TASK DESCRIPTION>
Each entry below is to be printed verbatim.
--------
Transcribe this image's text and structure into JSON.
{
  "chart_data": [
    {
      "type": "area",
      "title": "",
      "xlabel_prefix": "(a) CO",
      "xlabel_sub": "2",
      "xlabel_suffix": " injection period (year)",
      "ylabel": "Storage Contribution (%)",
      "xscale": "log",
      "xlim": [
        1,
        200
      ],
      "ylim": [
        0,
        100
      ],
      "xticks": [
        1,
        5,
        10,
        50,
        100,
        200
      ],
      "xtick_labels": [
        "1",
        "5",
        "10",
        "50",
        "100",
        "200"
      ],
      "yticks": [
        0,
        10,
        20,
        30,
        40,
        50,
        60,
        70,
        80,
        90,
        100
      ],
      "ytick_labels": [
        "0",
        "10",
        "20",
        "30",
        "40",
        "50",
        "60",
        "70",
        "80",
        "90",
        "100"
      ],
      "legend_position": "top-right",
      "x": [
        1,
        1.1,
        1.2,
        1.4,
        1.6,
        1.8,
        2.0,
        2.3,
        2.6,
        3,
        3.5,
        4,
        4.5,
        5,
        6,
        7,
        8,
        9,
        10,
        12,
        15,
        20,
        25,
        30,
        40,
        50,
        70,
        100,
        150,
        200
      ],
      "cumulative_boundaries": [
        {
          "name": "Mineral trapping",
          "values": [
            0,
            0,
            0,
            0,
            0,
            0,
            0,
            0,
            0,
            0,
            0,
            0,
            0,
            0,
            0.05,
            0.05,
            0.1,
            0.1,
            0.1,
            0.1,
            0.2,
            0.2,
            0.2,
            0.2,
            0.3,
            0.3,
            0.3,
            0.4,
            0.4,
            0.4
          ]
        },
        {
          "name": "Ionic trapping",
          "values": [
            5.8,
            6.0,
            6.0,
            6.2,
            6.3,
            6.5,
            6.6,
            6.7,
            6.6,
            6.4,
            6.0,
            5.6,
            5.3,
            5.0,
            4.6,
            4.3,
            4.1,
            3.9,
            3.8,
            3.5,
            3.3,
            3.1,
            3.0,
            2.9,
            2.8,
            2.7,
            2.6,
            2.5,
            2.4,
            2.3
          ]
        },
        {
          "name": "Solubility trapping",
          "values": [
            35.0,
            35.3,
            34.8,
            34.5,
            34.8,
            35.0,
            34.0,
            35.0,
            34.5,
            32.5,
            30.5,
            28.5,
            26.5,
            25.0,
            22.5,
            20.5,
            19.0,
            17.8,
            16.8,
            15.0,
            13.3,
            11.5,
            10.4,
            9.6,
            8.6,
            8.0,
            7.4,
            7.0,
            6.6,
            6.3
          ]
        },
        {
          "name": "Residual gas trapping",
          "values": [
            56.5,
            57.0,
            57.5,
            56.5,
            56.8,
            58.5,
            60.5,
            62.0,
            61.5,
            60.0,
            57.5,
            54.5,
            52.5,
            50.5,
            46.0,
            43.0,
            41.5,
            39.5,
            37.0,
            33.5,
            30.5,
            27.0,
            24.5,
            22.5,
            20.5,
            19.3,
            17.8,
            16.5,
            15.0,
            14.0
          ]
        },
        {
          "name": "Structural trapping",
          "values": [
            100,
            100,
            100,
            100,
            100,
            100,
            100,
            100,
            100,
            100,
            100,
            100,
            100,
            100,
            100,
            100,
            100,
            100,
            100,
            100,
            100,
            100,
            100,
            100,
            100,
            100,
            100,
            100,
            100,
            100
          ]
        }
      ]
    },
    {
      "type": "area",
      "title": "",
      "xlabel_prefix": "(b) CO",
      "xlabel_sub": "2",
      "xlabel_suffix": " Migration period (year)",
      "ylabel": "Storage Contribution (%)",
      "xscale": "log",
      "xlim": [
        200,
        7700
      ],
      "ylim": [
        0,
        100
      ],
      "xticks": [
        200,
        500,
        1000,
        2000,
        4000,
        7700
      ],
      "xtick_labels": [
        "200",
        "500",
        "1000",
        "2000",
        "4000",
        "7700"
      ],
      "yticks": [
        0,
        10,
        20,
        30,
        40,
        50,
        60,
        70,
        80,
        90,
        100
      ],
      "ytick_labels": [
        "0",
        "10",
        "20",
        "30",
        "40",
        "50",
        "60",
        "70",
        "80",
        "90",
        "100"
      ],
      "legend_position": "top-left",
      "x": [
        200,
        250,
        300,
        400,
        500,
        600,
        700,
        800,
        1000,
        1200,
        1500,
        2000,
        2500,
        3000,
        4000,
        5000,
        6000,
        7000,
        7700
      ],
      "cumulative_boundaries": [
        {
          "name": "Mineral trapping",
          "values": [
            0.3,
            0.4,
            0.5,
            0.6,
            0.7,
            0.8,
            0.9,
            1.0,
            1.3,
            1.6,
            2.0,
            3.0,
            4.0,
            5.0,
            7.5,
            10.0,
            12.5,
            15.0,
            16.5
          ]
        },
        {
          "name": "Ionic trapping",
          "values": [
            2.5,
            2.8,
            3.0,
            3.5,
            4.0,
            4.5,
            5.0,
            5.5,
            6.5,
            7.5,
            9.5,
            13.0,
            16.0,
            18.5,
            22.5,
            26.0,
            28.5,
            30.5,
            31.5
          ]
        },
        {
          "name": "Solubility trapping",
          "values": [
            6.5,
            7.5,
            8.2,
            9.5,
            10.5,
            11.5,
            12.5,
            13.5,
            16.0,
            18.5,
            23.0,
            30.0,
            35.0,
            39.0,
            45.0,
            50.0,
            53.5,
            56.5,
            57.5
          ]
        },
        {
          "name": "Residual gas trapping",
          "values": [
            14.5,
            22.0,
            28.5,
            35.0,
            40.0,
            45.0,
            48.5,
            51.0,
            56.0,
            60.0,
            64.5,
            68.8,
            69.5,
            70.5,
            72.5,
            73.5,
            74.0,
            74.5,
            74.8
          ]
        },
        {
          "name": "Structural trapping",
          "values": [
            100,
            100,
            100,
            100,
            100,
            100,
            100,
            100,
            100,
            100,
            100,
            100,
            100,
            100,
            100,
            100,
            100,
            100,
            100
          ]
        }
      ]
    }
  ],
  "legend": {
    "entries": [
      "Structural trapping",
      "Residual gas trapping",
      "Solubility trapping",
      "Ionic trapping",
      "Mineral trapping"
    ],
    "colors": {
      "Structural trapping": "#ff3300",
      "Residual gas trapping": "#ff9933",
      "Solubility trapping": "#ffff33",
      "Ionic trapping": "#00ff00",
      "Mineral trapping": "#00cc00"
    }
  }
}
--------
RESPONSE TO THIS EXERCISE>
Transcribe this image's text and structure into JSON.
{
  "chart_data": [
    {
      "type": "area",
      "title": "",
      "xlabel_prefix": "(a) CO",
      "xlabel_sub": "2",
      "xlabel_suffix": " injection period (year)",
      "ylabel": "Storage Contribution (%)",
      "xscale": "log",
      "xlim": [
        1,
        200
      ],
      "ylim": [
        0,
        100
      ],
      "xticks": [
        1,
        5,
        10,
        50,
        100,
        200
      ],
      "xtick_labels": [
        "1",
        "5",
        "10",
        "50",
        "100",
        "200"
      ],
      "yticks": [
        0,
        10,
        20,
        30,
        40,
        50,
        60,
        70,
        80,
        90,
        100
      ],
      "ytick_labels": [
        "0",
        "10",
        "20",
        "30",
        "40",
        "50",
        "60",
        "70",
        "80",
        "90",
        "100"
      ],
      "legend_position": "top-right",
      "x": [
        1,
        1.1,
        1.2,
        1.4,
        1.6,
        1.8,
        2.0,
        2.3,
        2.6,
        3,
        3.5,
        4,
        4.5,
        5,
        6,
        7,
        8,
        9,
        10,
        12,
        15,
        20,
        25,
        30,
        40,
        50,
        70,
        100,
        150,
        200
      ],
      "cumulative_boundaries": [
        {
          "name": "Mineral trapping",
          "values": [
            0,
            0,
            0,
            0,
            0,
            0,
            0,
            0,
            0,
            0,
            0,
            0,
            0,
            0,
            0.05,
            0.05,
            0.1,
            0.1,
            0.1,
            0.1,
            0.2,
            0.2,
            0.2,
            0.2,
            0.3,
            0.3,
            0.3,
            0.4,
            0.4,
            0.4
          ]
        },
        {
          "name": "Ionic trapping",
          "values": [
            5.8,
            6.0,
            6.0,
            6.2,
            6.3,
            6.5,
            6.6,
            6.7,
            6.6,
            6.4,
            6.0,
            5.6,
            5.3,
            5.0,
            4.6,
            4.3,
            4.1,
            3.9,
            3.8,
            3.5,
            3.3,
            3.1,
            3.0,
            2.9,
            2.8,
            2.7,
            2.6,
            2.5,
            2.4,
            2.3
          ]
        },
        {
          "name": "Solubility trapping",
          "values": [
            35.0,
            35.3,
            34.8,
            34.5,
            34.8,
            35.0,
            34.0,
            35.0,
            34.5,
            32.5,
            30.5,
            28.5,
            26.5,
            25.0,
            22.5,
            20.5,
            19.0,
            17.8,
            16.8,
            15.0,
            13.3,
            11.5,
            10.4,
            9.6,
            8.6,
            8.0,
            7.4,
            7.0,
            6.6,
            6.3
          ]
        },
        {
          "name": "Residual gas trapping",
          "values": [
            56.5,
            57.0,
            57.5,
            56.5,
            56.8,
            58.5,
            60.5,
            62.0,
            61.5,
            60.0,
            57.5,
            54.5,
            52.5,
            50.5,
            46.0,
            43.0,
            41.5,
            39.5,
            37.0,
            33.5,
            30.5,
            27.0,
            24.5,
            22.5,
            20.5,
            19.3,
            17.8,
            16.5,
            15.0,
            14.0
          ]
        },
        {
          "name": "Structural trapping",
          "values": [
            100,
            100,
            100,
            100,
            100,
            100,
            100,
            100,
            100,
            100,
            100,
            100,
            100,
            100,
            100,
            100,
            100,
            100,
            100,
            100,
            100,
            100,
            100,
            100,
            100,
            100,
            100,
            100,
            100,
            100
          ]
        }
      ]
    },
    {
      "type": "area",
      "title": "",
      "xlabel_prefix": "(b) CO",
      "xlabel_sub": "2",
      "xlabel_suffix": " Migration period (year)",
      "ylabel": "Storage Contribution (%)",
      "xscale": "log",
      "xlim": [
        200,
        7700
      ],
      "ylim": [
        0,
        100
      ],
      "xticks": [
        200,
        500,
        1000,
        2000,
        4000,
        7700
      ],
      "xtick_labels": [
        "200",
        "500",
        "1000",
        "2000",
        "4000",
        "7700"
      ],
      "yticks": [
        0,
        10,
        20,
        30,
        40,
        50,
        60,
        70,
        80,
        90,
        100
      ],
      "ytick_labels": [
        "0",
        "10",
        "20",
        "30",
        "40",
        "50",
        "60",
        "70",
        "80",
        "90",
        "100"
      ],
      "legend_position": "top-left",
      "x": [
        200,
        250,
        300,
        400,
        500,
        600,
        700,
        800,
        1000,
        1200,
        1500,
        2000,
        2500,
        3000,
        4000,
        5000,
        6000,
        7000,
        7700
      ],
      "cumulative_boundaries": [
        {
          "name": "Mineral trapping",
          "values": [
            0.3,
            0.4,
            0.5,
            0.6,
            0.7,
            0.8,
            0.9,
            1.0,
            1.3,
            1.6,
            2.0,
            3.0,
            4.0,
            5.0,
            7.5,
            10.0,
            12.5,
            15.0,
            16.5
          ]
        },
        {
          "name": "Ionic trapping",
          "values": [
            2.5,
            2.8,
            3.0,
            3.5,
            4.0,
            4.5,
            5.0,
            5.5,
            6.5,
            7.5,
            9.5,
            13.0,
            16.0,
            18.5,
            22.5,
            26.0,
            28.5,
            30.5,
            31.5
          ]
        },
        {
          "name": "Solubility trapping",
          "values": [
            6.5,
            7.5,
            8.2,
            9.5,
            10.5,
            11.5,
            12.5,
            13.5,
            16.0,
            18.5,
            23.0,
            30.0,
            35.0,
            39.0,
            45.0,
            50.0,
            53.5,
            56.5,
            57.5
          ]
        },
        {
          "name": "Residual gas trapping",
          "values": [
            14.5,
            22.0,
            28.5,
            35.0,
            40.0,
            45.0,
            48.5,
            51.0,
            56.0,
            60.0,
            64.5,
            68.8,
            69.5,
            70.5,
            72.5,
            73.5,
            74.0,
            74.5,
            74.8
          ]
        },
        {
          "name": "Structural trapping",
          "values": [
            100,
            100,
            100,
            100,
            100,
            100,
            100,
            100,
            100,
            100,
            100,
            100,
            100,
            100,
            100,
            100,
            100,
            100,
            100
          ]
        }
      ]
    }
  ],
  "legend": {
    "entries": [
      "Structural trapping",
      "Residual gas trapping",
      "Solubility trapping",
      "Ionic trapping",
      "Mineral trapping"
    ],
    "colors": {
      "Structural trapping": "#ff3300",
      "Residual gas trapping": "#ff9933",
      "Solubility trapping": "#ffff33",
      "Ionic trapping": "#00ff00",
      "Mineral trapping": "#00cc00"
    }
  }
}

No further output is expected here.